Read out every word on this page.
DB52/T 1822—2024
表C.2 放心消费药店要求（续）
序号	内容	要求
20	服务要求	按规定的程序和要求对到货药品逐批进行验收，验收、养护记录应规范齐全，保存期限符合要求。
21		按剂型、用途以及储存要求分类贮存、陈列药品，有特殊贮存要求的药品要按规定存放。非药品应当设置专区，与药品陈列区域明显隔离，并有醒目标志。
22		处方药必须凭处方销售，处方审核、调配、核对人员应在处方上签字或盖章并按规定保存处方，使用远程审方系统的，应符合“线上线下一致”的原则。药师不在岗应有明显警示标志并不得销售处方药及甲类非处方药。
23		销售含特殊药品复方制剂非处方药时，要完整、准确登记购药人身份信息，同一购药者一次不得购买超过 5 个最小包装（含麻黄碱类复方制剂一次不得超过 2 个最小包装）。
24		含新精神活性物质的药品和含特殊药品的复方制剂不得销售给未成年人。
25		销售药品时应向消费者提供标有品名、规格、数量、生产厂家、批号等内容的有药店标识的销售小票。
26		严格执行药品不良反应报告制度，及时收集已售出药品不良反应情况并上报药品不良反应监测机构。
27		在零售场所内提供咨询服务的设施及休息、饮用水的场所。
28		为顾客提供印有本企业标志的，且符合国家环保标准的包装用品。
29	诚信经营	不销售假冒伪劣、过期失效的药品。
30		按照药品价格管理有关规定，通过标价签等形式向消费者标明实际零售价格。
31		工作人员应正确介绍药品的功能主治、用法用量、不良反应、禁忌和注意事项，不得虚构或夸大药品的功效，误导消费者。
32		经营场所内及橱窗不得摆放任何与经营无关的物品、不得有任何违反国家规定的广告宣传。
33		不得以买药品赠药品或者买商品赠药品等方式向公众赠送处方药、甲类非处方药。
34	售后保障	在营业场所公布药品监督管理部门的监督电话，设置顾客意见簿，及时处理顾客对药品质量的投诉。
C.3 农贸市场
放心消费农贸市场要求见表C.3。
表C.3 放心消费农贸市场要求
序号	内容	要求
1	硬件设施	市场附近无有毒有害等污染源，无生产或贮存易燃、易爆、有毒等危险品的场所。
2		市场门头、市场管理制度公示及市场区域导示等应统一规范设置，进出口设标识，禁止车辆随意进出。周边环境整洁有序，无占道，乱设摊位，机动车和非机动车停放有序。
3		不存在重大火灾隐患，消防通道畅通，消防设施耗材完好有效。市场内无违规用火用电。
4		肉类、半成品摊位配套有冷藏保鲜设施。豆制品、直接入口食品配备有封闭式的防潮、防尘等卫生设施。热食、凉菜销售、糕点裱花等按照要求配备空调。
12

== == ==

YOUR INSTRUCTIONS -> Output the listing above word for word.

EXERCISE RESULT ->
Read out every word on this page.
DB52/T 1822—2024
表C.2 放心消费药店要求（续）
序号	内容	要求
20	服务要求	按规定的程序和要求对到货药品逐批进行验收，验收、养护记录应规范齐全，保存期限符合要求。
21		按剂型、用途以及储存要求分类贮存、陈列药品，有特殊贮存要求的药品要按规定存放。非药品应当设置专区，与药品陈列区域明显隔离，并有醒目标志。
22		处方药必须凭处方销售，处方审核、调配、核对人员应在处方上签字或盖章并按规定保存处方，使用远程审方系统的，应符合“线上线下一致”的原则。药师不在岗应有明显警示标志并不得销售处方药及甲类非处方药。
23		销售含特殊药品复方制剂非处方药时，要完整、准确登记购药人身份信息，同一购药者一次不得购买超过 5 个最小包装（含麻黄碱类复方制剂一次不得超过 2 个最小包装）。
24		含新精神活性物质的药品和含特殊药品的复方制剂不得销售给未成年人。
25		销售药品时应向消费者提供标有品名、规格、数量、生产厂家、批号等内容的有药店标识的销售小票。
26		严格执行药品不良反应报告制度，及时收集已售出药品不良反应情况并上报药品不良反应监测机构。
27		在零售场所内提供咨询服务的设施及休息、饮用水的场所。
28		为顾客提供印有本企业标志的，且符合国家环保标准的包装用品。
29	诚信经营	不销售假冒伪劣、过期失效的药品。
30		按照药品价格管理有关规定，通过标价签等形式向消费者标明实际零售价格。
31		工作人员应正确介绍药品的功能主治、用法用量、不良反应、禁忌和注意事项，不得虚构或夸大药品的功效，误导消费者。
32		经营场所内及橱窗不得摆放任何与经营无关的物品、不得有任何违反国家规定的广告宣传。
33		不得以买药品赠药品或者买商品赠药品等方式向公众赠送处方药、甲类非处方药。
34	售后保障	在营业场所公布药品监督管理部门的监督电话，设置顾客意见簿，及时处理顾客对药品质量的投诉。
C.3 农贸市场
放心消费农贸市场要求见表C.3。
表C.3 放心消费农贸市场要求
序号	内容	要求
1	硬件设施	市场附近无有毒有害等污染源，无生产或贮存易燃、易爆、有毒等危险品的场所。
2		市场门头、市场管理制度公示及市场区域导示等应统一规范设置，进出口设标识，禁止车辆随意进出。周边环境整洁有序，无占道，乱设摊位，机动车和非机动车停放有序。
3		不存在重大火灾隐患，消防通道畅通，消防设施耗材完好有效。市场内无违规用火用电。
4		肉类、半成品摊位配套有冷藏保鲜设施。豆制品、直接入口食品配备有封闭式的防潮、防尘等卫生设施。热食、凉菜销售、糕点裱花等按照要求配备空调。
12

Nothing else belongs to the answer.